- _What is asked_: Search the records below for the word "hari". Pull out each line that has it.

[Stored records]
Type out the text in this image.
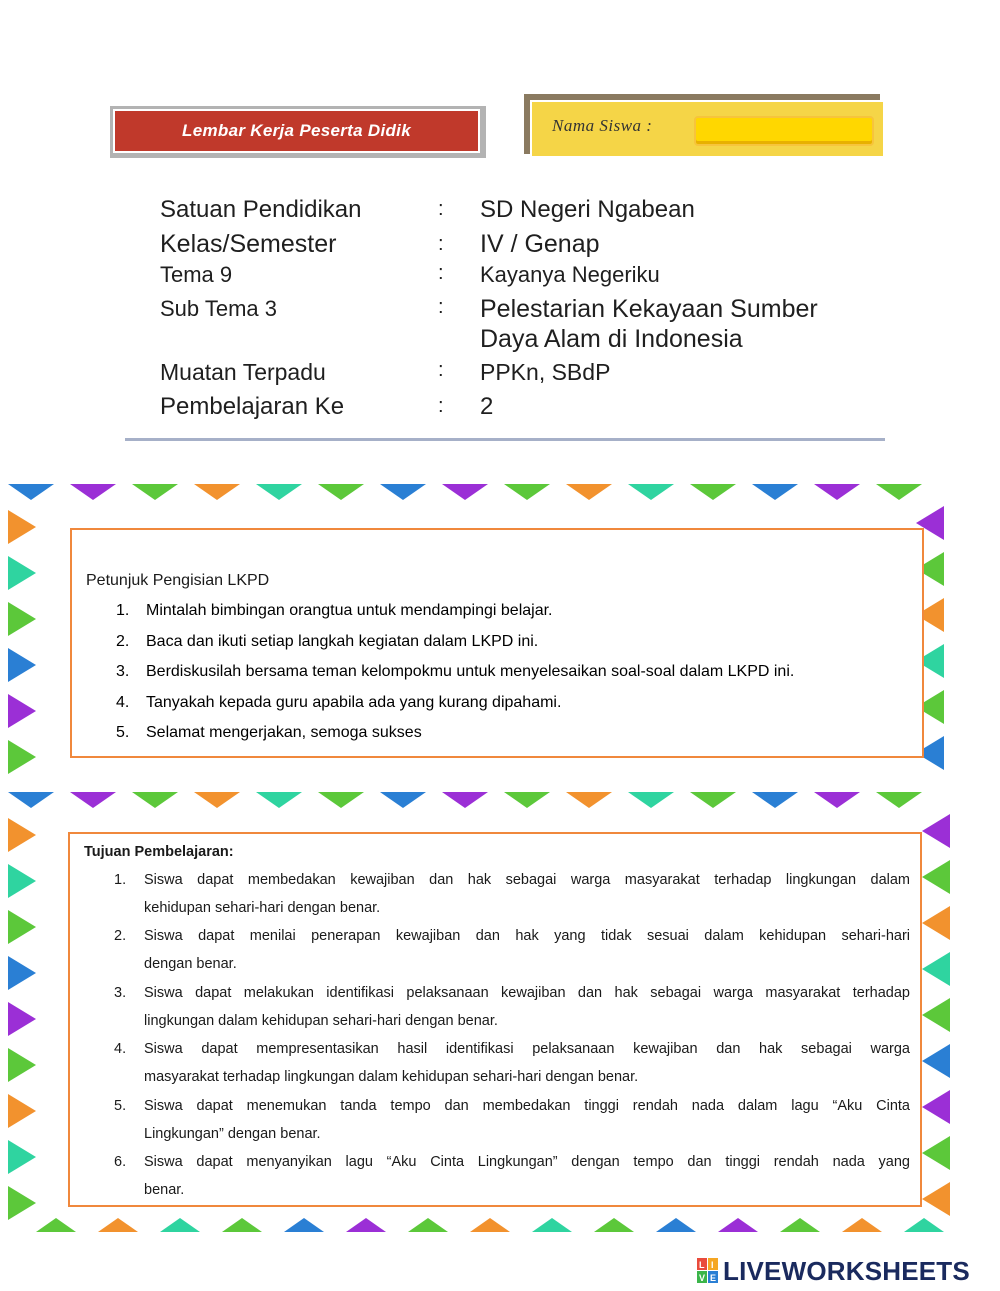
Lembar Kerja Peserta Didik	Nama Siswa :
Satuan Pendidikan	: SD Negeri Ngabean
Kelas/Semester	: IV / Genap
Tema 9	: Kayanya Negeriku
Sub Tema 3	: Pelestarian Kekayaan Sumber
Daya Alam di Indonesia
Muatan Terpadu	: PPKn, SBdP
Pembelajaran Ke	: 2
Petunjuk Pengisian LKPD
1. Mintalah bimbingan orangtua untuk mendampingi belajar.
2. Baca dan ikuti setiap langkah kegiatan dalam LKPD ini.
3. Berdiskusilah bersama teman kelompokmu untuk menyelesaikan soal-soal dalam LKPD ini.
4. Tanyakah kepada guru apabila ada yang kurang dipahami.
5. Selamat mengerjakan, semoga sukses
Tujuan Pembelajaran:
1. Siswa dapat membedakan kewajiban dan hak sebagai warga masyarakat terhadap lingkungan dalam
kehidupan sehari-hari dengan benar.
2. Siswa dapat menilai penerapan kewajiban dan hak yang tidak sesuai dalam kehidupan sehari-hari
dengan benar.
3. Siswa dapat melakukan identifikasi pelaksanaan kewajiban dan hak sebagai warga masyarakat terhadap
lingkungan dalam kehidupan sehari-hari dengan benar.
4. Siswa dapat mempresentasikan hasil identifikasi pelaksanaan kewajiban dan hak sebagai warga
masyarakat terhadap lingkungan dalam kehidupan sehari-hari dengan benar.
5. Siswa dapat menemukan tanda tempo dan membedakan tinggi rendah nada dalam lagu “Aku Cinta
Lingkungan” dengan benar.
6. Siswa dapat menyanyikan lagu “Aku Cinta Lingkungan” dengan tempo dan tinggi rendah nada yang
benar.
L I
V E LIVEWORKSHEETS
...
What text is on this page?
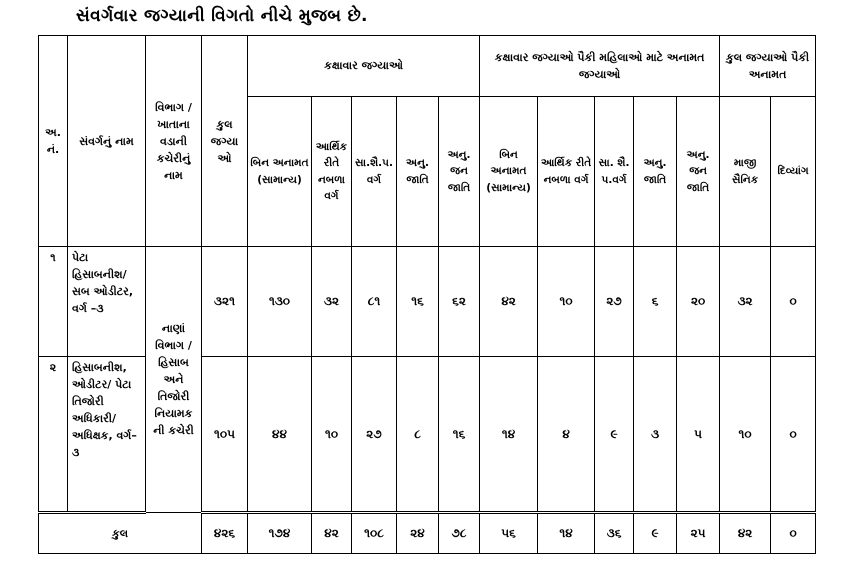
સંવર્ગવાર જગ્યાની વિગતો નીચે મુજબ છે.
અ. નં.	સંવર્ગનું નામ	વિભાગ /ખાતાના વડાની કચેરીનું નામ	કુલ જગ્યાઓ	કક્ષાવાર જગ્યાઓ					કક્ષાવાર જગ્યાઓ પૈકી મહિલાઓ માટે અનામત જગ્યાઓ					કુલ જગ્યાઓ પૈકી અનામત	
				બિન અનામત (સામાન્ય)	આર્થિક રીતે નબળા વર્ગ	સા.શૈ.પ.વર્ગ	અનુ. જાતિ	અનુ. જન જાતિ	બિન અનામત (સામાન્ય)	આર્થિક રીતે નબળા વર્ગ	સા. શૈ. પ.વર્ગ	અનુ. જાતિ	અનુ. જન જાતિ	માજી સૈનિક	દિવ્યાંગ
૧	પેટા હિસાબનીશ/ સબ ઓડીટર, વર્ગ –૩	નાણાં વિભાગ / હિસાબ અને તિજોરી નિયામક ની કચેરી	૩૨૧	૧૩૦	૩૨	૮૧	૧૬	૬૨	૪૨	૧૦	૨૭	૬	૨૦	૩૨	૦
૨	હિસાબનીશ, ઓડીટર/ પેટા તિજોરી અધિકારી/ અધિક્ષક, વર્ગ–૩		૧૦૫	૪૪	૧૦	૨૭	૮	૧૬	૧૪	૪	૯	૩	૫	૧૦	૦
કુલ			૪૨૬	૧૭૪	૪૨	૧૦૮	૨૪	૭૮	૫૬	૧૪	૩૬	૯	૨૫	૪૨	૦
...
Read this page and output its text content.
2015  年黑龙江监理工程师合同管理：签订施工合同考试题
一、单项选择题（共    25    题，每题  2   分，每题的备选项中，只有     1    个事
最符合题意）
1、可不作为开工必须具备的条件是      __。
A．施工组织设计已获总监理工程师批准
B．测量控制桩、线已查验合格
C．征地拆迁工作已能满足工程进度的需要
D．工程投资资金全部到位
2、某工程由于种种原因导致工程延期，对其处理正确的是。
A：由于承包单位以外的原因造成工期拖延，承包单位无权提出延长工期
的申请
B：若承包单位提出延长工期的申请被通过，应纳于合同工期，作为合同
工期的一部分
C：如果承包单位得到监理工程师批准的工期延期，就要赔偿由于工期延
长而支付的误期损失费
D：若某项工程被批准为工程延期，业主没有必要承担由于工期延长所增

- _Exercise output_:
kehidupan sehari-hari dengan benar.
2. Siswa dapat menilai penerapan kewajiban dan hak yang tidak sesuai dalam kehidupan sehari-hari
lingkungan dalam kehidupan sehari-hari dengan benar.
masyarakat terhadap lingkungan dalam kehidupan sehari-hari dengan benar.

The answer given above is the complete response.